Element and region data
^^^^^^^^^^^^^^^^

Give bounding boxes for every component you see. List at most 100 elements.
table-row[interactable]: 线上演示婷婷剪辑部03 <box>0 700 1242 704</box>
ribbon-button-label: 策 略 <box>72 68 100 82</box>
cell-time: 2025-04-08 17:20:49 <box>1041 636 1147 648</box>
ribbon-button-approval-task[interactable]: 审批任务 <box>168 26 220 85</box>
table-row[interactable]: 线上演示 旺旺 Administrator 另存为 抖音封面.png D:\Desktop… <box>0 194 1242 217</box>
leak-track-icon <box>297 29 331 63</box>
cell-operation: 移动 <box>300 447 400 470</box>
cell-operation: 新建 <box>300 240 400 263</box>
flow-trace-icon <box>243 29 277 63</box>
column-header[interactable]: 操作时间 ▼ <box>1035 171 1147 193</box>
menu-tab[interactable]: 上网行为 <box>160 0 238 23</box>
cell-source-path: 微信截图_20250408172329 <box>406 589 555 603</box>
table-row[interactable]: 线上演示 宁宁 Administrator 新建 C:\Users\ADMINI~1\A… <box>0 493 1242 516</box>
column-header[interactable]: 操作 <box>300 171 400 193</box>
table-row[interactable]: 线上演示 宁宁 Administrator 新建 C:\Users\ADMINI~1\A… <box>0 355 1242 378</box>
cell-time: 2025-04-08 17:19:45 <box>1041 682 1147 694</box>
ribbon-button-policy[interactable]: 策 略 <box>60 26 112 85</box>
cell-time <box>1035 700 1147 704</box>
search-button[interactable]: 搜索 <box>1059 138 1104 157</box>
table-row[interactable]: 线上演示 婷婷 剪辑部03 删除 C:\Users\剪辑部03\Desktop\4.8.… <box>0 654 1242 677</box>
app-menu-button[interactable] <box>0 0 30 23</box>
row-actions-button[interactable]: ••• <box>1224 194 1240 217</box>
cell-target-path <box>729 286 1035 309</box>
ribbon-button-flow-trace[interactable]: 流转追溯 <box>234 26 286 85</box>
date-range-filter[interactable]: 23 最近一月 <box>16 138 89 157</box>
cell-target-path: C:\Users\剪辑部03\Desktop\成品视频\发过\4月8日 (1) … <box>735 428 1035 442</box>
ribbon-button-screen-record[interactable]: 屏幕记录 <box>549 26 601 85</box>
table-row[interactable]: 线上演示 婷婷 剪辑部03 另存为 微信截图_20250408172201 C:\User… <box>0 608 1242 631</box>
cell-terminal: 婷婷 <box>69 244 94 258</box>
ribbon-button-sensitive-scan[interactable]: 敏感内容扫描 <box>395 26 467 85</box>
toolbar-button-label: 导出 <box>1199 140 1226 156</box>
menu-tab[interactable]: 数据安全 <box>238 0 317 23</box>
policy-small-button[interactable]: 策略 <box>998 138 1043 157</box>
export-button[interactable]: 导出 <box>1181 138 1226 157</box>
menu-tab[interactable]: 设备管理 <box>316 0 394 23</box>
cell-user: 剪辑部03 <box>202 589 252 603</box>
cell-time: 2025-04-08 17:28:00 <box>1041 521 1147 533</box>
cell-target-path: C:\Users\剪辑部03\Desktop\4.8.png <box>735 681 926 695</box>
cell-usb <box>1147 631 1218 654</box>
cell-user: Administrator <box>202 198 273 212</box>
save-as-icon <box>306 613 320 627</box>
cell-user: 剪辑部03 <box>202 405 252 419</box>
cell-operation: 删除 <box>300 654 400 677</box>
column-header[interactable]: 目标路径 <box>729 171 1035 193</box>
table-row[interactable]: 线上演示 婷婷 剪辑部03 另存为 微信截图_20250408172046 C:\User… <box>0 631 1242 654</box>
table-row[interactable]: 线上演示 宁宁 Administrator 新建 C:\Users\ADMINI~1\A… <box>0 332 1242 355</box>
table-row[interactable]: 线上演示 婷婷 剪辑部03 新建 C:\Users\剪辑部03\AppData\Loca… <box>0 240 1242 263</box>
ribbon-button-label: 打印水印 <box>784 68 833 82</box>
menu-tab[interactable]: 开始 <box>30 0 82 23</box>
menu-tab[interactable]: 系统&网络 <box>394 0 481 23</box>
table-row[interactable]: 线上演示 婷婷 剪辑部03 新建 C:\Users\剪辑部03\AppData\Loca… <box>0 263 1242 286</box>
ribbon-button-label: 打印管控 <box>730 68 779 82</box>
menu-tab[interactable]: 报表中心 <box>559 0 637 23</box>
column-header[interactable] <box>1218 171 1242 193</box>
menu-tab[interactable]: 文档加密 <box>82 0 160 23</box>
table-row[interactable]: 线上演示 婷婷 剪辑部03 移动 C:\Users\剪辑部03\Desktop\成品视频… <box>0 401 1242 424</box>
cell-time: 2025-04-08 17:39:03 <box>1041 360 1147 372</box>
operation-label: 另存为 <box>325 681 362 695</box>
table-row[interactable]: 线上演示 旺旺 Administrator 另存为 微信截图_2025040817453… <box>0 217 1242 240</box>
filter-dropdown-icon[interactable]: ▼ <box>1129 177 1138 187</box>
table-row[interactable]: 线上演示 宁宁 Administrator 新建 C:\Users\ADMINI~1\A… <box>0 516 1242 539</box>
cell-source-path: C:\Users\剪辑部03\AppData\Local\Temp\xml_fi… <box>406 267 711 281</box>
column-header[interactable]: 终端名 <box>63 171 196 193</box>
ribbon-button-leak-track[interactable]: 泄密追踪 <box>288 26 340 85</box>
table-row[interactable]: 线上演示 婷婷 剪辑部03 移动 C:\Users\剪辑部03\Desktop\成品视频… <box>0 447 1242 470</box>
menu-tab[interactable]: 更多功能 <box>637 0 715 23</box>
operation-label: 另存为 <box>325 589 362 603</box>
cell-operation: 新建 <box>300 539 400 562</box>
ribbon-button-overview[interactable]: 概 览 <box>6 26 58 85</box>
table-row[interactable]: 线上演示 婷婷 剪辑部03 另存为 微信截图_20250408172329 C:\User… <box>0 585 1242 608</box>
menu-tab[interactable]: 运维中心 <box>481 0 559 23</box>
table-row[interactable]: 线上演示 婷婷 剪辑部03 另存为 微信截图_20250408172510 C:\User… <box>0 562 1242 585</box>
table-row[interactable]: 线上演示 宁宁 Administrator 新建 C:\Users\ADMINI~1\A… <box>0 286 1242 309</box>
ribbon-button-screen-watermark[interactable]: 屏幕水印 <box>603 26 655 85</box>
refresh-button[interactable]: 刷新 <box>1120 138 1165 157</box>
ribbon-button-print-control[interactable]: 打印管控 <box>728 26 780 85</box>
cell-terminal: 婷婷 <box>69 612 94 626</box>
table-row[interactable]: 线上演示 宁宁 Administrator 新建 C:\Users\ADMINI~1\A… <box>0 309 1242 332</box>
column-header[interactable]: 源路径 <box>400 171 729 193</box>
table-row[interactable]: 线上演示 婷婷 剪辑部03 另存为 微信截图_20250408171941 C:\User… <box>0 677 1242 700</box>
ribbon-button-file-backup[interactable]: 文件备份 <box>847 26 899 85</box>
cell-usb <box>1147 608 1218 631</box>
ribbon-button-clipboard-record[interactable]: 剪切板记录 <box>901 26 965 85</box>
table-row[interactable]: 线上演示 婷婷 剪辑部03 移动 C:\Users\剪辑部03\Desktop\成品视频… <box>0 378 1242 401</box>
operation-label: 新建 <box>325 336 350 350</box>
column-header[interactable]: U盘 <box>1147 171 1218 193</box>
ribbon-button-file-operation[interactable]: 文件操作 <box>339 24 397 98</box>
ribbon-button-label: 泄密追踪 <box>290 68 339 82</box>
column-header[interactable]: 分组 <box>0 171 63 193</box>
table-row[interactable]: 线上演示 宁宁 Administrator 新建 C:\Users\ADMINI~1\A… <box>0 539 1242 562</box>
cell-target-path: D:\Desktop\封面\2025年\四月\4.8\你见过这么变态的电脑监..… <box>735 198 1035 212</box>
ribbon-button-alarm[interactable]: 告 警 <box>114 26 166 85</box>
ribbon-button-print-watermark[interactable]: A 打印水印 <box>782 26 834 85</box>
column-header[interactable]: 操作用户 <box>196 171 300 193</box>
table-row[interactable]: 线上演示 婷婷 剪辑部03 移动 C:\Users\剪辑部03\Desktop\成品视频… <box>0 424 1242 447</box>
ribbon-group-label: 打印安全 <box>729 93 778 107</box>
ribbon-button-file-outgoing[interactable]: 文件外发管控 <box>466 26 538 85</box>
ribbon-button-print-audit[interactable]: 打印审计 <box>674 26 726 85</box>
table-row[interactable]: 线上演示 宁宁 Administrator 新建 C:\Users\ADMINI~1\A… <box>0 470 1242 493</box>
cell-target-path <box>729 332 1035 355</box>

^^^^^^^^^^^^^^^^

[GOAL] Copy the entries above from the first line through the line containing "table-row[interactable]: 线上演示 旺旺 Administrator 另存为 抖音封面.png", including both of those lines.

[CORRECT RESPONSE]
Give bounding boxes for every component you see. List at most 100 elements.
table-row[interactable]: 线上演示婷婷剪辑部03 <box>0 700 1242 704</box>
ribbon-button-label: 策 略 <box>72 68 100 82</box>
cell-time: 2025-04-08 17:20:49 <box>1041 636 1147 648</box>
ribbon-button-approval-task[interactable]: 审批任务 <box>168 26 220 85</box>
table-row[interactable]: 线上演示 旺旺 Administrator 另存为 抖音封面.png D:\Desktop… <box>0 194 1242 217</box>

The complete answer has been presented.